Dataset excerpt:
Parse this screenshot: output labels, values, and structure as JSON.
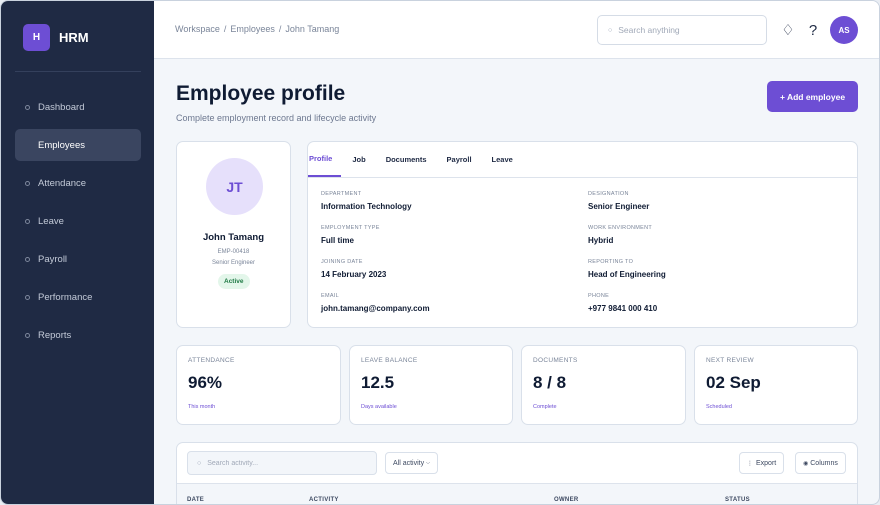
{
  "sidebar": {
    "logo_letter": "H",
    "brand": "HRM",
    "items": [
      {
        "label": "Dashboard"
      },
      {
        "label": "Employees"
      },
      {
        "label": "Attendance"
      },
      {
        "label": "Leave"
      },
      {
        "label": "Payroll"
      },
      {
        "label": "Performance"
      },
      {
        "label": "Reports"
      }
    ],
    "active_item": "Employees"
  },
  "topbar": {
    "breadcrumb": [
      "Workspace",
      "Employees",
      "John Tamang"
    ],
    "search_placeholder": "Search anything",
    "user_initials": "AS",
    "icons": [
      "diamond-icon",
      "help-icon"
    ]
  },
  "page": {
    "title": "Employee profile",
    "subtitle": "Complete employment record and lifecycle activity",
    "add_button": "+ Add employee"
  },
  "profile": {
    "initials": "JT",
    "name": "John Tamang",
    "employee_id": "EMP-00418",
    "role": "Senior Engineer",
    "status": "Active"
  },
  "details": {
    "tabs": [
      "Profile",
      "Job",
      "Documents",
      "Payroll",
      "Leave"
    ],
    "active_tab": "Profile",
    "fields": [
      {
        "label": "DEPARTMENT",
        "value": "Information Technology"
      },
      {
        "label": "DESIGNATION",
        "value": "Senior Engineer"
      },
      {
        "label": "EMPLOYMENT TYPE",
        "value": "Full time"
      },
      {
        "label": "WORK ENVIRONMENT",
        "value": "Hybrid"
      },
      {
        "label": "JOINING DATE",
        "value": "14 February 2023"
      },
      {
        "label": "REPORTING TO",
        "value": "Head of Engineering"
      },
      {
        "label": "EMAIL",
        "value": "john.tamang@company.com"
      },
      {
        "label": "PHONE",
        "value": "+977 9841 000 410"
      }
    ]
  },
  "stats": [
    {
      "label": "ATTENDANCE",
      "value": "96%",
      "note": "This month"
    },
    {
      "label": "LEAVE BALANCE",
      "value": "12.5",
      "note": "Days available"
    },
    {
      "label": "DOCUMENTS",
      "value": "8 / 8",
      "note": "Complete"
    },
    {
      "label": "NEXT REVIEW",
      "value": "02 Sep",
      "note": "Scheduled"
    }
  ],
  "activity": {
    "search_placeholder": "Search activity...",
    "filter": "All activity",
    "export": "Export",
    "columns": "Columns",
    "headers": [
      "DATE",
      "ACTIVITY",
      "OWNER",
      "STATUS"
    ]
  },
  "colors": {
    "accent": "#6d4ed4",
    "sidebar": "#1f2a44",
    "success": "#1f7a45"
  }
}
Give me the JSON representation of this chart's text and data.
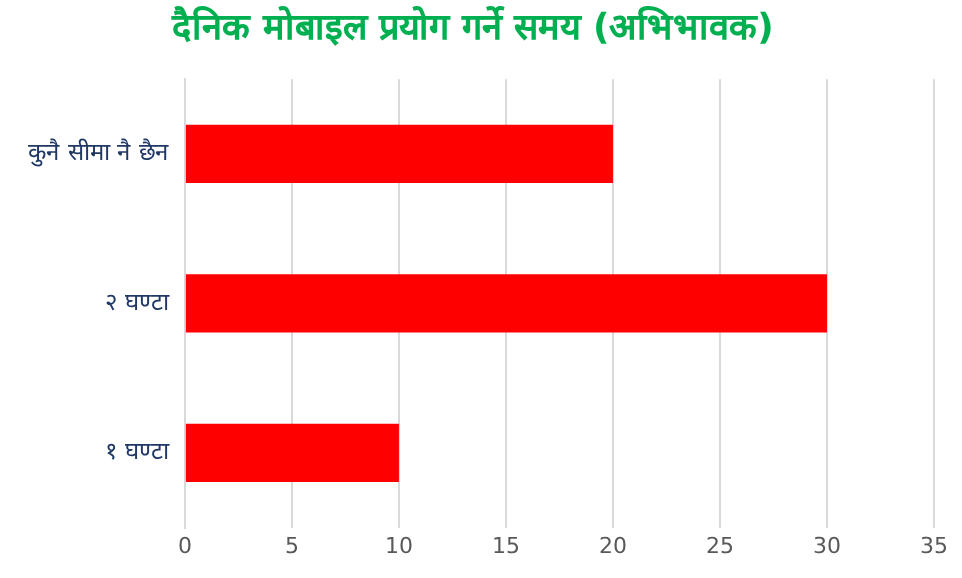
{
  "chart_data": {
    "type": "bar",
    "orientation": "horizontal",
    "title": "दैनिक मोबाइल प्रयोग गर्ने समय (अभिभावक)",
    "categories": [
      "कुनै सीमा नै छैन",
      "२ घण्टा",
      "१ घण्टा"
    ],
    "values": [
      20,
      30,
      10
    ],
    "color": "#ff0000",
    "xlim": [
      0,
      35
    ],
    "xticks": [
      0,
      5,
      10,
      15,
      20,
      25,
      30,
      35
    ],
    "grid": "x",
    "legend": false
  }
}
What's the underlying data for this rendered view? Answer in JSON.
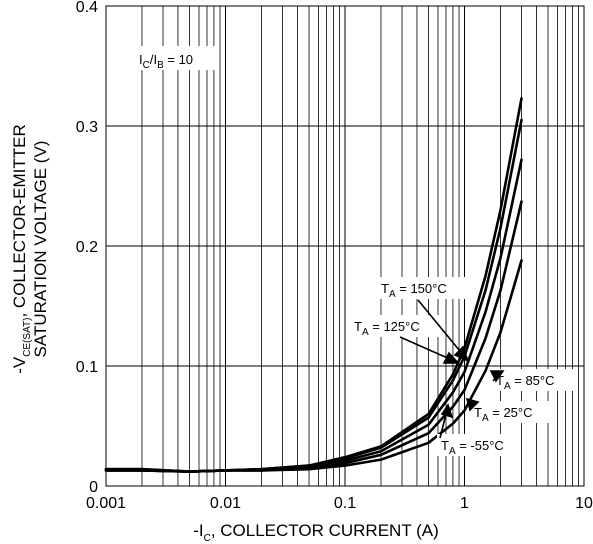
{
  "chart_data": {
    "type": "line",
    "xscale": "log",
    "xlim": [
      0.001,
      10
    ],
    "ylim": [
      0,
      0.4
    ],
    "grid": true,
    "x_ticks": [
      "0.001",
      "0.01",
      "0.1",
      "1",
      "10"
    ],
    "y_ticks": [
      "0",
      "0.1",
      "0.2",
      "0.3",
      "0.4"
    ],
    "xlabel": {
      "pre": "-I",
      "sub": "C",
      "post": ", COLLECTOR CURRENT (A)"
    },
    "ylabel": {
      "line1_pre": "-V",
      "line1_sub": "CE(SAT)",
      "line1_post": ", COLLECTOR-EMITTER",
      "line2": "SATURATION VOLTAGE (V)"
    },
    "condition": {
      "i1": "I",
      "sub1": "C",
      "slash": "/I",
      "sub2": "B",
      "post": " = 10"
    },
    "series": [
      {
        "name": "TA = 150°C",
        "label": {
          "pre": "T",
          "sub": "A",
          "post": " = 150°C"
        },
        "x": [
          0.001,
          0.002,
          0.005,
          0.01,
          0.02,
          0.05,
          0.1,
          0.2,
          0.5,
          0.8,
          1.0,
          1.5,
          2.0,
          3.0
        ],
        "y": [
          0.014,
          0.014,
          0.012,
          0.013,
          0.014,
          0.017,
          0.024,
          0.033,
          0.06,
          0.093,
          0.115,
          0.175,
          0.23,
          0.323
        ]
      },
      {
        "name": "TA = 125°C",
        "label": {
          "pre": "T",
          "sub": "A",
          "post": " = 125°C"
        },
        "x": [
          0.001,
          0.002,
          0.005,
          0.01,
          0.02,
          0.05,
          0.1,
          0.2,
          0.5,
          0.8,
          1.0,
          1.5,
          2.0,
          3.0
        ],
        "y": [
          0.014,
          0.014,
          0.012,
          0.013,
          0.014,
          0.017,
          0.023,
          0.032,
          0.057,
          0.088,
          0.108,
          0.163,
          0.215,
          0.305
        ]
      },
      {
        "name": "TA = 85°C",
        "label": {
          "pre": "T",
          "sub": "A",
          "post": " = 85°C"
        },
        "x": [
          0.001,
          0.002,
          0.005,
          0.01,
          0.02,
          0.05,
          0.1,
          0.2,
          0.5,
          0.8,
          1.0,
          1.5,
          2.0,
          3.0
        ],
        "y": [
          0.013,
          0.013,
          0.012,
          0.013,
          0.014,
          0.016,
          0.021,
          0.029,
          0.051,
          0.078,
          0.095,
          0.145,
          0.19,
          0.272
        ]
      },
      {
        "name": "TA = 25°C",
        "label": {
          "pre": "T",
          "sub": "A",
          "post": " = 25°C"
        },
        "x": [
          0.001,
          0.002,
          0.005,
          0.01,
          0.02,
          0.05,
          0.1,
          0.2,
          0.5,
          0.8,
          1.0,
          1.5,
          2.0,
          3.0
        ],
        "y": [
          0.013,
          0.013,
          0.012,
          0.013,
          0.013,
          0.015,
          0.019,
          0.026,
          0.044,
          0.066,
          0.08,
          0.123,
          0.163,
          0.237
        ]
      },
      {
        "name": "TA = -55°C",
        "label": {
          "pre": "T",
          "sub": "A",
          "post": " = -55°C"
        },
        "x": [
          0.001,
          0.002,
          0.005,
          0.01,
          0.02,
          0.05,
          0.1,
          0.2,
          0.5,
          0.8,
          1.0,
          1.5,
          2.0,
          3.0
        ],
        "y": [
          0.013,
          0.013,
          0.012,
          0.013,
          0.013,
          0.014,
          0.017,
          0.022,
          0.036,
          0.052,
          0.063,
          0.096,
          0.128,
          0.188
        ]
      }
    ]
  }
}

*Work instructions*
Report how many lines in the data contain the word "Senior", with no words besides the number.

*Exercise response*
2